GIVEN REQUEST :: Render the lines of the listing as a numbered list, from its first line through the line containing "calendar-button[interactable]: [1119, 10, 1155, 46]", both included, with blank lines omitted.

[Rows from a layout dataset]
★ ★ ★

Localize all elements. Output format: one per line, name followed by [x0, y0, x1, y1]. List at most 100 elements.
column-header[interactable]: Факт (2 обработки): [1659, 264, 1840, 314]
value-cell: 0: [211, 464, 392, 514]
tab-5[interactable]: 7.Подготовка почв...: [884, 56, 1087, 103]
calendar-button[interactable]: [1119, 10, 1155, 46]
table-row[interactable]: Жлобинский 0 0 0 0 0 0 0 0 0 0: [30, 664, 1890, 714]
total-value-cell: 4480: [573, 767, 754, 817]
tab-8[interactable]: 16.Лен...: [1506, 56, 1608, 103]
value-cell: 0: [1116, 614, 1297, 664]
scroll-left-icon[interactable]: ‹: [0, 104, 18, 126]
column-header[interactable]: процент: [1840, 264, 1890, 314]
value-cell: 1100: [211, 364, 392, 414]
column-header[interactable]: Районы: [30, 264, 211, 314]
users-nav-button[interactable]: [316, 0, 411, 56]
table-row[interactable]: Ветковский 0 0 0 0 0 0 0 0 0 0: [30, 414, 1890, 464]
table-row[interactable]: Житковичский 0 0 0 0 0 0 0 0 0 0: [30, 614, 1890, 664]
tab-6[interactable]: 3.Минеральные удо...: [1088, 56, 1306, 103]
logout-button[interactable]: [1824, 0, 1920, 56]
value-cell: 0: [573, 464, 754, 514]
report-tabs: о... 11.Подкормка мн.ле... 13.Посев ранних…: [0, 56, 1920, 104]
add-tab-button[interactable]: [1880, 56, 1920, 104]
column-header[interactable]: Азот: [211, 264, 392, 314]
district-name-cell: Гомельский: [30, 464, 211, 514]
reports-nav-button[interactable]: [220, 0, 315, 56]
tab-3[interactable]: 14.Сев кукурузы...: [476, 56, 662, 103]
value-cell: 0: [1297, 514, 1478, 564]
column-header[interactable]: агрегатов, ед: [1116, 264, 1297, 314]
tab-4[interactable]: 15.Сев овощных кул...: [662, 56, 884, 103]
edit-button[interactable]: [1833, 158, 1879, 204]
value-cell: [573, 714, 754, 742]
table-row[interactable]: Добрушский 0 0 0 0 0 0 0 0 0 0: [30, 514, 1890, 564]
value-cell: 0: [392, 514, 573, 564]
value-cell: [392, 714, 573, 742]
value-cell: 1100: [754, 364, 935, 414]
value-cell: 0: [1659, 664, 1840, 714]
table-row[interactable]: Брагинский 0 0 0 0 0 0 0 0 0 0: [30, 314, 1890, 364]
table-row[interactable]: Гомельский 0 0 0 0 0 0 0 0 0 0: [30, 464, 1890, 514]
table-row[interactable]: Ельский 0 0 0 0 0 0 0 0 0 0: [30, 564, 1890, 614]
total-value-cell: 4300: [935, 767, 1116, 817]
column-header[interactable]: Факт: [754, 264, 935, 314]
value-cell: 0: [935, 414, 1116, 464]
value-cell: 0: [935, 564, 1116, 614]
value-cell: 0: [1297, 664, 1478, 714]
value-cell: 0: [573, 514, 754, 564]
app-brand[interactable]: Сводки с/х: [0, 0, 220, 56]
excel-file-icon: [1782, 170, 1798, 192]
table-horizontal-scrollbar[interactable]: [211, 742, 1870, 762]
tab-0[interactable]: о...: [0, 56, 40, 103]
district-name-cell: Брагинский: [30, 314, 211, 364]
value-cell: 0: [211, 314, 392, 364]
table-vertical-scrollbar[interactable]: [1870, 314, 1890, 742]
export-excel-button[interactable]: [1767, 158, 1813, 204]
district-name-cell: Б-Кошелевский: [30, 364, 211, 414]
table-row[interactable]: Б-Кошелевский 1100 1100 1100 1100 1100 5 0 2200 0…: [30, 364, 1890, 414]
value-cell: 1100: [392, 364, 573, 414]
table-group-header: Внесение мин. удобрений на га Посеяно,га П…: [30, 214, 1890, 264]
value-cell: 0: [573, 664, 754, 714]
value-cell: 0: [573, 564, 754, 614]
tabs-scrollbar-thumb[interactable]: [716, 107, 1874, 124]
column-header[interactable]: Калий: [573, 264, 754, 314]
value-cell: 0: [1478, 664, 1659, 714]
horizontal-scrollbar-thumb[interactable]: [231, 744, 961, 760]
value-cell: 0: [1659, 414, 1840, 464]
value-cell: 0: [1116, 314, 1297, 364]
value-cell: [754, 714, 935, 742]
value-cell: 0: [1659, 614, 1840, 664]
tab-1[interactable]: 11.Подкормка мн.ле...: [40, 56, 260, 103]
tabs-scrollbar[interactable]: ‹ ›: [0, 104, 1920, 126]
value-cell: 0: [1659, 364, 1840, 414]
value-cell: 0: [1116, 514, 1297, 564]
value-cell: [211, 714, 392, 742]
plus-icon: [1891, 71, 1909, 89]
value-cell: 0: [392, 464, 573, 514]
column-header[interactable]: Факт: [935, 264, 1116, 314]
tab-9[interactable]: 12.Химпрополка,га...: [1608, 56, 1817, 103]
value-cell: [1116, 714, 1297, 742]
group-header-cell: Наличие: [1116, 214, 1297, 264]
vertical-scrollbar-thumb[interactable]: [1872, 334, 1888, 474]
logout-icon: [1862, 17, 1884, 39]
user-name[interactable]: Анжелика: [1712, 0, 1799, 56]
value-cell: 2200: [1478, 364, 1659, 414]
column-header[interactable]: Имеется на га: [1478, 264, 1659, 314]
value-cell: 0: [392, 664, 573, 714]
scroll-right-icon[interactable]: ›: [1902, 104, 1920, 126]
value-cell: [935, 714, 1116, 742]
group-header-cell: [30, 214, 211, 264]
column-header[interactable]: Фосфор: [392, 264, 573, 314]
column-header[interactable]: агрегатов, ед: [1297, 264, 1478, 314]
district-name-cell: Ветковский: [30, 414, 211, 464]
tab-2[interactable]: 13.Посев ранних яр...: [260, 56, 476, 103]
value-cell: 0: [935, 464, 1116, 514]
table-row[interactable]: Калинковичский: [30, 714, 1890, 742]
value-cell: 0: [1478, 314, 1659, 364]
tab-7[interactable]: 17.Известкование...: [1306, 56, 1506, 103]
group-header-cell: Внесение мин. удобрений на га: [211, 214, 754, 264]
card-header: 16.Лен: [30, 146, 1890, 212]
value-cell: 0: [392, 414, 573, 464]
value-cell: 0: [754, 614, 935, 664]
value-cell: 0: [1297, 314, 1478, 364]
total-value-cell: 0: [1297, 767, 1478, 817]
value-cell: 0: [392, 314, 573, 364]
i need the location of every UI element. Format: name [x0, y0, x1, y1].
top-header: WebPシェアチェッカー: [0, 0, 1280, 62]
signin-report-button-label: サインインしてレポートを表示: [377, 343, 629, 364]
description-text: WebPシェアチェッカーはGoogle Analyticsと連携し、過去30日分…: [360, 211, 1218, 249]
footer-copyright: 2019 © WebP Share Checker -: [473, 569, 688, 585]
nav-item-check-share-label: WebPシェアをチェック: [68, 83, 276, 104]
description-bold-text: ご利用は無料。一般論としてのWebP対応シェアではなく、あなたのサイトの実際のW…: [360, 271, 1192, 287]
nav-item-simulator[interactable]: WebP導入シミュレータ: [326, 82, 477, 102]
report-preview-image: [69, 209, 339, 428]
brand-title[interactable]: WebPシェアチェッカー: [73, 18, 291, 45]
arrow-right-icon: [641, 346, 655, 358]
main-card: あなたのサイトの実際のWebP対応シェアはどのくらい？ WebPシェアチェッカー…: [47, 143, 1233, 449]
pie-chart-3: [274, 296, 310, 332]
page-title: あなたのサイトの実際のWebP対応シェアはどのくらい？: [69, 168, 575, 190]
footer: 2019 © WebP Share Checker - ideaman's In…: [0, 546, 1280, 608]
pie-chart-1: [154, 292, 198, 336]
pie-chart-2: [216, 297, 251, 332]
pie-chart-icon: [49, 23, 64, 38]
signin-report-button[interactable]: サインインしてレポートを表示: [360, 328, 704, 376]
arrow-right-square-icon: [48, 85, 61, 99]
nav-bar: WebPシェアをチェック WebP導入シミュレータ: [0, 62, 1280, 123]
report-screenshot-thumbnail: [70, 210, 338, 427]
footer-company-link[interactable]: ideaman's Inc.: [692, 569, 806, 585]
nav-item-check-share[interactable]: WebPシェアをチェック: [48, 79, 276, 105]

★ ★ ★

THE RESPONSE ::
1. Localize all elements. Output format: one per line, name followed by [x0, y0, x1, y1]. List at most 100 elements.
2. column-header[interactable]: Факт (2 обработки): [1659, 264, 1840, 314]
3. value-cell: 0: [211, 464, 392, 514]
4. tab-5[interactable]: 7.Подготовка почв...: [884, 56, 1087, 103]
5. calendar-button[interactable]: [1119, 10, 1155, 46]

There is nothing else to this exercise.